>> begin Records for processing
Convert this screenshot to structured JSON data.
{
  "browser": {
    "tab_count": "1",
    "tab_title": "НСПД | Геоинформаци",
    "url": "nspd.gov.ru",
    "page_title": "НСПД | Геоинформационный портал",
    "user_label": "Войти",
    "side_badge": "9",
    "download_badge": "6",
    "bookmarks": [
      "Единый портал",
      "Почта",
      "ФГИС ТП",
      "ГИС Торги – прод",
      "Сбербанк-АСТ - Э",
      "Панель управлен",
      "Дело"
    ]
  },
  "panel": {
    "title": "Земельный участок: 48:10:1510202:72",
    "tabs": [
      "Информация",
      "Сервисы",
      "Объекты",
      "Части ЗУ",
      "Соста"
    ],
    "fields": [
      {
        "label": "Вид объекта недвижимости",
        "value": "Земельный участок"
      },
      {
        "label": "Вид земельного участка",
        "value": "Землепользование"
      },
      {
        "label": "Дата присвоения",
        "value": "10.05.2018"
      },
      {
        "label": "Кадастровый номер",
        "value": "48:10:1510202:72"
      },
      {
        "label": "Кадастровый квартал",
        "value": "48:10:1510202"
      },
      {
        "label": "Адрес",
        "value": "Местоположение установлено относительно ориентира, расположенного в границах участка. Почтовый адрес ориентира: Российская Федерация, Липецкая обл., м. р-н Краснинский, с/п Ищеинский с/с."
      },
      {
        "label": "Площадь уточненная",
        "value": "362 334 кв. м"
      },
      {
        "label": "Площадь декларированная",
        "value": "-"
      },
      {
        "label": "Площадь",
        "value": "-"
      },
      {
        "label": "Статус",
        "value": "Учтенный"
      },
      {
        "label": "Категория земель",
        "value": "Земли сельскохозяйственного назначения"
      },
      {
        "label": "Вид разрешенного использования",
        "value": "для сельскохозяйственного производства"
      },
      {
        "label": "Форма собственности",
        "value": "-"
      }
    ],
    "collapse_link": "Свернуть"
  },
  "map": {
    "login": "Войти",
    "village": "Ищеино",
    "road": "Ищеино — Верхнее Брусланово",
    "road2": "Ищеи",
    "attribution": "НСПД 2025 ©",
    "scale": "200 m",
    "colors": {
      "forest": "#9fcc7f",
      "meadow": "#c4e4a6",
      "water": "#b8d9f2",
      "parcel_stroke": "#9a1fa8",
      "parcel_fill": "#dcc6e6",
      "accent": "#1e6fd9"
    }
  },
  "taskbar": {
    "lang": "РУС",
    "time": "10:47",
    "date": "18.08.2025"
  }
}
>> end Records for processing
What you have to do: Write down every line of the data exactly as it appears above.

Result:
Convert this screenshot to structured JSON data.
{
  "browser": {
    "tab_count": "1",
    "tab_title": "НСПД | Геоинформаци",
    "url": "nspd.gov.ru",
    "page_title": "НСПД | Геоинформационный портал",
    "user_label": "Войти",
    "side_badge": "9",
    "download_badge": "6",
    "bookmarks": [
      "Единый портал",
      "Почта",
      "ФГИС ТП",
      "ГИС Торги – прод",
      "Сбербанк-АСТ - Э",
      "Панель управлен",
      "Дело"
    ]
  },
  "panel": {
    "title": "Земельный участок: 48:10:1510202:72",
    "tabs": [
      "Информация",
      "Сервисы",
      "Объекты",
      "Части ЗУ",
      "Соста"
    ],
    "fields": [
      {
        "label": "Вид объекта недвижимости",
        "value": "Земельный участок"
      },
      {
        "label": "Вид земельного участка",
        "value": "Землепользование"
      },
      {
        "label": "Дата присвоения",
        "value": "10.05.2018"
      },
      {
        "label": "Кадастровый номер",
        "value": "48:10:1510202:72"
      },
      {
        "label": "Кадастровый квартал",
        "value": "48:10:1510202"
      },
      {
        "label": "Адрес",
        "value": "Местоположение установлено относительно ориентира, расположенного в границах участка. Почтовый адрес ориентира: Российская Федерация, Липецкая обл., м. р-н Краснинский, с/п Ищеинский с/с."
      },
      {
        "label": "Площадь уточненная",
        "value": "362 334 кв. м"
      },
      {
        "label": "Площадь декларированная",
        "value": "-"
      },
      {
        "label": "Площадь",
        "value": "-"
      },
      {
        "label": "Статус",
        "value": "Учтенный"
      },
      {
        "label": "Категория земель",
        "value": "Земли сельскохозяйственного назначения"
      },
      {
        "label": "Вид разрешенного использования",
        "value": "для сельскохозяйственного производства"
      },
      {
        "label": "Форма собственности",
        "value": "-"
      }
    ],
    "collapse_link": "Свернуть"
  },
  "map": {
    "login": "Войти",
    "village": "Ищеино",
    "road": "Ищеино — Верхнее Брусланово",
    "road2": "Ищеи",
    "attribution": "НСПД 2025 ©",
    "scale": "200 m",
    "colors": {
      "forest": "#9fcc7f",
      "meadow": "#c4e4a6",
      "water": "#b8d9f2",
      "parcel_stroke": "#9a1fa8",
      "parcel_fill": "#dcc6e6",
      "accent": "#1e6fd9"
    }
  },
  "taskbar": {
    "lang": "РУС",
    "time": "10:47",
    "date": "18.08.2025"
  }
}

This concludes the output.